Stored data:
*-*-*

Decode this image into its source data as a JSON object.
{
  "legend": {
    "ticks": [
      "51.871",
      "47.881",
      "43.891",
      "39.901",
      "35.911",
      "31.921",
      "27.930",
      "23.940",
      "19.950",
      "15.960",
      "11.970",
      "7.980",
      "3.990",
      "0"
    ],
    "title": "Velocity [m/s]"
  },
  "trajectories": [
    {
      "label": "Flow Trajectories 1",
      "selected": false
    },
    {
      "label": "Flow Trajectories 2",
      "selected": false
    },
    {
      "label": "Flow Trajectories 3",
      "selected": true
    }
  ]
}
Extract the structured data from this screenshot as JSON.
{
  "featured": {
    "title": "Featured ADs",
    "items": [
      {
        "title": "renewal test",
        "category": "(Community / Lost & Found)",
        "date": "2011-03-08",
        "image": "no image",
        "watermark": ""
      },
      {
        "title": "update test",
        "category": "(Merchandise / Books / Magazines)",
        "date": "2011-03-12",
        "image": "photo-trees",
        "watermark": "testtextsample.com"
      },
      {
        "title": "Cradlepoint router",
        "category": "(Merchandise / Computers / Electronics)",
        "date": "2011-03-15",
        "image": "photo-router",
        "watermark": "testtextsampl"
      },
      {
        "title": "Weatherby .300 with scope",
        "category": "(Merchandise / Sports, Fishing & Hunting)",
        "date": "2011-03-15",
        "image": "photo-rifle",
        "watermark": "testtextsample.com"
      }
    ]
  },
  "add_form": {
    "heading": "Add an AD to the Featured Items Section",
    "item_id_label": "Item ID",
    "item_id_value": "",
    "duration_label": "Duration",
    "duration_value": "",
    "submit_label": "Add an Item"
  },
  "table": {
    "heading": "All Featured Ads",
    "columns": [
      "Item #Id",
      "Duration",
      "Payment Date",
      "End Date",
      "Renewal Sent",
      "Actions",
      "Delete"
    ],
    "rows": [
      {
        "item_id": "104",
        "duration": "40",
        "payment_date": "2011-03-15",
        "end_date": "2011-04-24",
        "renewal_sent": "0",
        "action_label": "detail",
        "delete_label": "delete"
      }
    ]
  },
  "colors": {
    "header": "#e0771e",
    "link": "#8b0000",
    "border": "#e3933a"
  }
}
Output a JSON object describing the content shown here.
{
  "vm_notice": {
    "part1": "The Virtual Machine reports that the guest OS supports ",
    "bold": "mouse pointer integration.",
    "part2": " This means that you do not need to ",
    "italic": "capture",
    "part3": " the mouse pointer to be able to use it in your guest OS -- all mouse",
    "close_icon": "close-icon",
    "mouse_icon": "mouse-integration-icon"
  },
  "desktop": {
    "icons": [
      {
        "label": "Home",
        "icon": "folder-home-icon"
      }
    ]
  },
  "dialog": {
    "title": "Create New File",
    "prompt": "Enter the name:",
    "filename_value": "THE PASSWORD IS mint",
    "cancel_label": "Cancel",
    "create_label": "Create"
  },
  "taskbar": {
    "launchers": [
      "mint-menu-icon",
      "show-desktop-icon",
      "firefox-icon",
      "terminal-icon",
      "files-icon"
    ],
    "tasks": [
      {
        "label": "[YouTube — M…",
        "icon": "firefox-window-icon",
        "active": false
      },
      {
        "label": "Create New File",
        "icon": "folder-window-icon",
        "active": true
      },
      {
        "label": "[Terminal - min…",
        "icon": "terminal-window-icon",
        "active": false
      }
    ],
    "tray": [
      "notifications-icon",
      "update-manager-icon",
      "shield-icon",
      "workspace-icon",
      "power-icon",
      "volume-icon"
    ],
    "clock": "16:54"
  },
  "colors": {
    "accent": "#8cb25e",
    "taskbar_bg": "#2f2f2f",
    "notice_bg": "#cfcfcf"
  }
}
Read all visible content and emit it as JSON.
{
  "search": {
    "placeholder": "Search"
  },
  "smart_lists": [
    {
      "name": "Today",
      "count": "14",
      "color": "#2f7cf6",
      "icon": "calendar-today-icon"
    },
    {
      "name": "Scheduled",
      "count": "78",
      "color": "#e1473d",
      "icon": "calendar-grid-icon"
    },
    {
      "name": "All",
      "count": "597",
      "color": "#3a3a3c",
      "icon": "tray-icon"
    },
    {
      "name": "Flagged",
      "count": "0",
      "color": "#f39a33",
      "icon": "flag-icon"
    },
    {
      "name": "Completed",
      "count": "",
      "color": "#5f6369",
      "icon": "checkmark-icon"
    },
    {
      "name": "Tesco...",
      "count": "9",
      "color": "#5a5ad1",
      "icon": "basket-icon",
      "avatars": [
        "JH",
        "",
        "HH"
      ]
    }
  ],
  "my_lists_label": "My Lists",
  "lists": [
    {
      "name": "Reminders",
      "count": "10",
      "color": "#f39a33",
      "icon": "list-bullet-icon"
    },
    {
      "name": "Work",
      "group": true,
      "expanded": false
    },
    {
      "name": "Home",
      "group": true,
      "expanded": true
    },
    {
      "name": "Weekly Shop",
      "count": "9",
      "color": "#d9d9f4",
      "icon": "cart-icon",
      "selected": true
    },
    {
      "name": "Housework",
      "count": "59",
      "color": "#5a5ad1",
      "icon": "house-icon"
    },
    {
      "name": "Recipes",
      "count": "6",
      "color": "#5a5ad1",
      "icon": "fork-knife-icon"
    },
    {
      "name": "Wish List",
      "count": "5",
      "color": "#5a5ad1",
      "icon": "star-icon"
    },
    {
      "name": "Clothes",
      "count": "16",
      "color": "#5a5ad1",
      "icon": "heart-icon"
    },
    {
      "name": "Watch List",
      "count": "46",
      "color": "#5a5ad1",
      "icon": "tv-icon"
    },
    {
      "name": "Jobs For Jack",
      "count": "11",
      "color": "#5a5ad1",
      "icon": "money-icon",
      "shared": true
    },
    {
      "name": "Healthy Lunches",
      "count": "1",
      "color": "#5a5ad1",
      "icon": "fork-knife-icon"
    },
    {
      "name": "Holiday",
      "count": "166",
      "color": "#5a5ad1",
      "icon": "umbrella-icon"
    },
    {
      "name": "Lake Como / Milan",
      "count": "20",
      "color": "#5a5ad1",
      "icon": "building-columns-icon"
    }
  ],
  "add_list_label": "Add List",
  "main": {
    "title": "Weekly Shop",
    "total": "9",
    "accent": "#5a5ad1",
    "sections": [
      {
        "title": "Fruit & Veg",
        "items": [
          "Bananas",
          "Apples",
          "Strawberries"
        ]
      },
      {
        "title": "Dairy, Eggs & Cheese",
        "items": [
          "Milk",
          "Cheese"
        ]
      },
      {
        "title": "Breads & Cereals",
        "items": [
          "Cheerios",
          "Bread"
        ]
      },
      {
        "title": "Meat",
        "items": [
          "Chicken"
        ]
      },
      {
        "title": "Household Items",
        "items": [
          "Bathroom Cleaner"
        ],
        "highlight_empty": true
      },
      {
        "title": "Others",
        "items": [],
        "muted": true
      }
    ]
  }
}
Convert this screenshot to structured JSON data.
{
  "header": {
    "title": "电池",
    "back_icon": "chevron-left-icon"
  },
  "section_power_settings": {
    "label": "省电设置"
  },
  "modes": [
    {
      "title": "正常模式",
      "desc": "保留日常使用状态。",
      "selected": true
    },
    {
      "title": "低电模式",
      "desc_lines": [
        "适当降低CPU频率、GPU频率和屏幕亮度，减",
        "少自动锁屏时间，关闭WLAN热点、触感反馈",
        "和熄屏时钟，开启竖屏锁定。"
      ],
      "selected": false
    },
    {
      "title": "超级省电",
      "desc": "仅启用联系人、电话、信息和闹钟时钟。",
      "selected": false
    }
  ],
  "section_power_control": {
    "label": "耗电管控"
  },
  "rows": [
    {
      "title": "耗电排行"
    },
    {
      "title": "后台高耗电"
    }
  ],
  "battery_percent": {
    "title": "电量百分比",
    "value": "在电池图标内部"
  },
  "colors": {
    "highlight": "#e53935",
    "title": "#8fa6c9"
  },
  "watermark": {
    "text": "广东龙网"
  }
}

*-*-*

_Your goal_
Filter the records, keeping only lines that contain "router", and show those lines.

_Written solution_
        "title": "Cradlepoint router",
        "image": "photo-router",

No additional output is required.